* _YOUR OBJECTIVE_
Return all of the entries exactly as written.
++++ RECORDS FOR THE TASK ++++
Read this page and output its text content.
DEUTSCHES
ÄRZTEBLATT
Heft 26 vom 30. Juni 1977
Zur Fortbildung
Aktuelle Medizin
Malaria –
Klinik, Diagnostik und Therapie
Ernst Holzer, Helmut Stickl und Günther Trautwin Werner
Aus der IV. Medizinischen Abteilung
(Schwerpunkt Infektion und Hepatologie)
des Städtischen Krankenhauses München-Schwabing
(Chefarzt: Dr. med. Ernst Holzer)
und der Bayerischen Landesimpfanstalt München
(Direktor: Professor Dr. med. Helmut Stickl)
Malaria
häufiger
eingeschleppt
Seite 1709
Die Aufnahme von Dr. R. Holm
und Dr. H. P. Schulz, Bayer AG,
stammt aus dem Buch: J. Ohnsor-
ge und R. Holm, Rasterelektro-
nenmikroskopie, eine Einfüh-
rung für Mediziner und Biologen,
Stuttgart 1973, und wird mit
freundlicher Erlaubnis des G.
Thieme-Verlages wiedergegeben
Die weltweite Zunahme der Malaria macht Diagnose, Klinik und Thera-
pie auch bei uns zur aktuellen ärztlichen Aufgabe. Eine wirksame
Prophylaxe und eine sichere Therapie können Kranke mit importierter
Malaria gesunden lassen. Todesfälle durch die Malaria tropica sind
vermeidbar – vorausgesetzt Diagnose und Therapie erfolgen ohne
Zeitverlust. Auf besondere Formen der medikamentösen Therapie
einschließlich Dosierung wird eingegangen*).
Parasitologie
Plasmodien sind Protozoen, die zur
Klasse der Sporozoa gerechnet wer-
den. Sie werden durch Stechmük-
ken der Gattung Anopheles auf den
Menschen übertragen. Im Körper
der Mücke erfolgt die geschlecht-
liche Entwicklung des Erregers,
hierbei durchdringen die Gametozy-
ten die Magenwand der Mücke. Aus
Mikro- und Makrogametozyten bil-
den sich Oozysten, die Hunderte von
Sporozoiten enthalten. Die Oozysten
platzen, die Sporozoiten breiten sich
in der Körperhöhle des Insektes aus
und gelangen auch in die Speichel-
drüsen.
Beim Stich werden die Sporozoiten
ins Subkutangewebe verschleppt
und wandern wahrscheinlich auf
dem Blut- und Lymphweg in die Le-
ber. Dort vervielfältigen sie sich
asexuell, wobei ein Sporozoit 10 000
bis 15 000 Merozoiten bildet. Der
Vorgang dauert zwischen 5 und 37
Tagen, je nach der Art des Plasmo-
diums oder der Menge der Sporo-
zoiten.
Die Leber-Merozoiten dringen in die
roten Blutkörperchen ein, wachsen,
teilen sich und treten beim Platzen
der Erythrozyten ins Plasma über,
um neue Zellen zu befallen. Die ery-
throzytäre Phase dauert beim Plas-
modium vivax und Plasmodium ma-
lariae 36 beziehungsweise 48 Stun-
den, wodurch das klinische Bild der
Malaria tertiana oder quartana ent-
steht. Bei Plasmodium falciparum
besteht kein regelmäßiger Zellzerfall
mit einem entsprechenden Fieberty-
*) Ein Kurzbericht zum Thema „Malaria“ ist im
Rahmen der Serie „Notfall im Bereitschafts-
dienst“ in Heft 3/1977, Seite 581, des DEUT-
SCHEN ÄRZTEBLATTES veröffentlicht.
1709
++++
* _FINISHED ANSWER_
Read this page and output its text content.
DEUTSCHES
ÄRZTEBLATT
Heft 26 vom 30. Juni 1977
Zur Fortbildung
Aktuelle Medizin
Malaria –
Klinik, Diagnostik und Therapie
Ernst Holzer, Helmut Stickl und Günther Trautwin Werner
Aus der IV. Medizinischen Abteilung
(Schwerpunkt Infektion und Hepatologie)
des Städtischen Krankenhauses München-Schwabing
(Chefarzt: Dr. med. Ernst Holzer)
und der Bayerischen Landesimpfanstalt München
(Direktor: Professor Dr. med. Helmut Stickl)
Malaria
häufiger
eingeschleppt
Seite 1709
Die Aufnahme von Dr. R. Holm
und Dr. H. P. Schulz, Bayer AG,
stammt aus dem Buch: J. Ohnsor-
ge und R. Holm, Rasterelektro-
nenmikroskopie, eine Einfüh-
rung für Mediziner und Biologen,
Stuttgart 1973, und wird mit
freundlicher Erlaubnis des G.
Thieme-Verlages wiedergegeben
Die weltweite Zunahme der Malaria macht Diagnose, Klinik und Thera-
pie auch bei uns zur aktuellen ärztlichen Aufgabe. Eine wirksame
Prophylaxe und eine sichere Therapie können Kranke mit importierter
Malaria gesunden lassen. Todesfälle durch die Malaria tropica sind
vermeidbar – vorausgesetzt Diagnose und Therapie erfolgen ohne
Zeitverlust. Auf besondere Formen der medikamentösen Therapie
einschließlich Dosierung wird eingegangen*).
Parasitologie
Plasmodien sind Protozoen, die zur
Klasse der Sporozoa gerechnet wer-
den. Sie werden durch Stechmük-
ken der Gattung Anopheles auf den
Menschen übertragen. Im Körper
der Mücke erfolgt die geschlecht-
liche Entwicklung des Erregers,
hierbei durchdringen die Gametozy-
ten die Magenwand der Mücke. Aus
Mikro- und Makrogametozyten bil-
den sich Oozysten, die Hunderte von
Sporozoiten enthalten. Die Oozysten
platzen, die Sporozoiten breiten sich
in der Körperhöhle des Insektes aus
und gelangen auch in die Speichel-
drüsen.
Beim Stich werden die Sporozoiten
ins Subkutangewebe verschleppt
und wandern wahrscheinlich auf
dem Blut- und Lymphweg in die Le-
ber. Dort vervielfältigen sie sich
asexuell, wobei ein Sporozoit 10 000
bis 15 000 Merozoiten bildet. Der
Vorgang dauert zwischen 5 und 37
Tagen, je nach der Art des Plasmo-
diums oder der Menge der Sporo-
zoiten.
Die Leber-Merozoiten dringen in die
roten Blutkörperchen ein, wachsen,
teilen sich und treten beim Platzen
der Erythrozyten ins Plasma über,
um neue Zellen zu befallen. Die ery-
throzytäre Phase dauert beim Plas-
modium vivax und Plasmodium ma-
lariae 36 beziehungsweise 48 Stun-
den, wodurch das klinische Bild der
Malaria tertiana oder quartana ent-
steht. Bei Plasmodium falciparum
besteht kein regelmäßiger Zellzerfall
mit einem entsprechenden Fieberty-
*) Ein Kurzbericht zum Thema „Malaria“ ist im
Rahmen der Serie „Notfall im Bereitschafts-
dienst“ in Heft 3/1977, Seite 581, des DEUT-
SCHEN ÄRZTEBLATTES veröffentlicht.
1709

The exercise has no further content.